**STATED GOAL 1**
In the passage on shellcoding, whose article does the history of shellcoding trace back to?
**STATED GOAL 2**
Retype the passage on shellcoding from "Buffer overflows and" to "a vulnerable program.".

Input validation and sanitization is one of the major challenges in software development. Improperly implemented validation and sanitization could lead to unexpected or unwanted situations, which have a negative effect on functionality and thus security of software.
Buffer overflows and buffer over-reads should be a familiar topic from the lectures. These are some of the results from invalid input validation, and could lead in the worst case to the possibility of arbitrary code execution in the system of a vulnerable program.
Misusing these flaws with specified payloads has been used as a classic way to get unauthorized shell access to the compromised system. This method can be called as 'shellcoding', as traditionally shellcoding refers to anything, when a piece of code is used as a 'payload' to get local or remote shell access. The meaning of this term has evolved: today's goal could be any imaginable task.
Executing payloads in vulnerable programs could lead to privilege escalation. Vulnerable program which is running with system privileges could execute arbitrary code with the same privileges. Therefore, if a payload is able to spawn a shell, it's done with system privileges (read more about SUID here). Acquiring shell access this way usually leads to full control of the system. This has led to shell spawning to be one of the most common goals of attackers. History of shellcoding traces back to an explanation in the article of Aleph One, introduced in here.
The intention of this exercise is to achieve hands-on experience by exploring software with improperly validated input. Further, by taking advantage of shellcoding, we should be aware of the dangers that unintended behavior of software could inflict on the overall system.
The goal or intention of this exercise is not encourage abuse or instruct these skills for something inappropriate. Can systems be truly secure, if they can't handle open discussion and testing?

[Spatial annotation entries]
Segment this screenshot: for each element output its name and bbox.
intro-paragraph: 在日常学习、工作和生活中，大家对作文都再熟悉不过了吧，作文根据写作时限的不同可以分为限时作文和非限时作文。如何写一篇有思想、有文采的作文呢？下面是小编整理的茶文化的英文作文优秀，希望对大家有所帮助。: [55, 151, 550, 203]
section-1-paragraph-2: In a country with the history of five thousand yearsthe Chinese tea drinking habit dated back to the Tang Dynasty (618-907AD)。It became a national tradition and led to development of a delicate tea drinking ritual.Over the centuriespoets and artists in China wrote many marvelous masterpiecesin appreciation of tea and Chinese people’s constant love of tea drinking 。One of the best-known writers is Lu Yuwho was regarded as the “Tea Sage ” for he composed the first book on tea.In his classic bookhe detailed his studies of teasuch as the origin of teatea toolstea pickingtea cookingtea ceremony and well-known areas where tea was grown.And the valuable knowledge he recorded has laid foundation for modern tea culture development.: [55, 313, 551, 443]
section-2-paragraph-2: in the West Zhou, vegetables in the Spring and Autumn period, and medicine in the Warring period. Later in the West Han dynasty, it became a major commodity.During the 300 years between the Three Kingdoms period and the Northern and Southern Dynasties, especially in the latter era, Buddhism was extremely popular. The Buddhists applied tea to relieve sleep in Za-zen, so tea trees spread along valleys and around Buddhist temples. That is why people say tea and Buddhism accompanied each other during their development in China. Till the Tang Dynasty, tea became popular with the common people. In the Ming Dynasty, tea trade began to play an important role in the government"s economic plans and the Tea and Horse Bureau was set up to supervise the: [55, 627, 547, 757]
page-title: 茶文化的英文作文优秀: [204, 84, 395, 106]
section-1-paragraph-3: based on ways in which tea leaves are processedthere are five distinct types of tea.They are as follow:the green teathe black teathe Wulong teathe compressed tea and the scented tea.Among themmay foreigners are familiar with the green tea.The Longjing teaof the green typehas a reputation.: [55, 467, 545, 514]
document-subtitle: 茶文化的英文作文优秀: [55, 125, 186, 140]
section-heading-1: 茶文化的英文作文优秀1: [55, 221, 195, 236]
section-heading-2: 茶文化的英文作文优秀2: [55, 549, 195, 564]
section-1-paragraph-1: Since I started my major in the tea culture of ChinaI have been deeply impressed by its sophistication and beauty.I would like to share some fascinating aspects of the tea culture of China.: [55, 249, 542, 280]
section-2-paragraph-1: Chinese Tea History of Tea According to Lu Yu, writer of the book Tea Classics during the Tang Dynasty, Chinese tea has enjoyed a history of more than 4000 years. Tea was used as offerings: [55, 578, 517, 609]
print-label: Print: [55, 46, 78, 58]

**COMPLETE ANSWER 1**
Aleph One

**COMPLETE ANSWER 2**
Buffer overflows and buffer over-reads should be a familiar topic from the lectures. These are some of the results from invalid input validation, and could lead in the worst case to the possibility of arbitrary code execution in the system of a vulnerable program.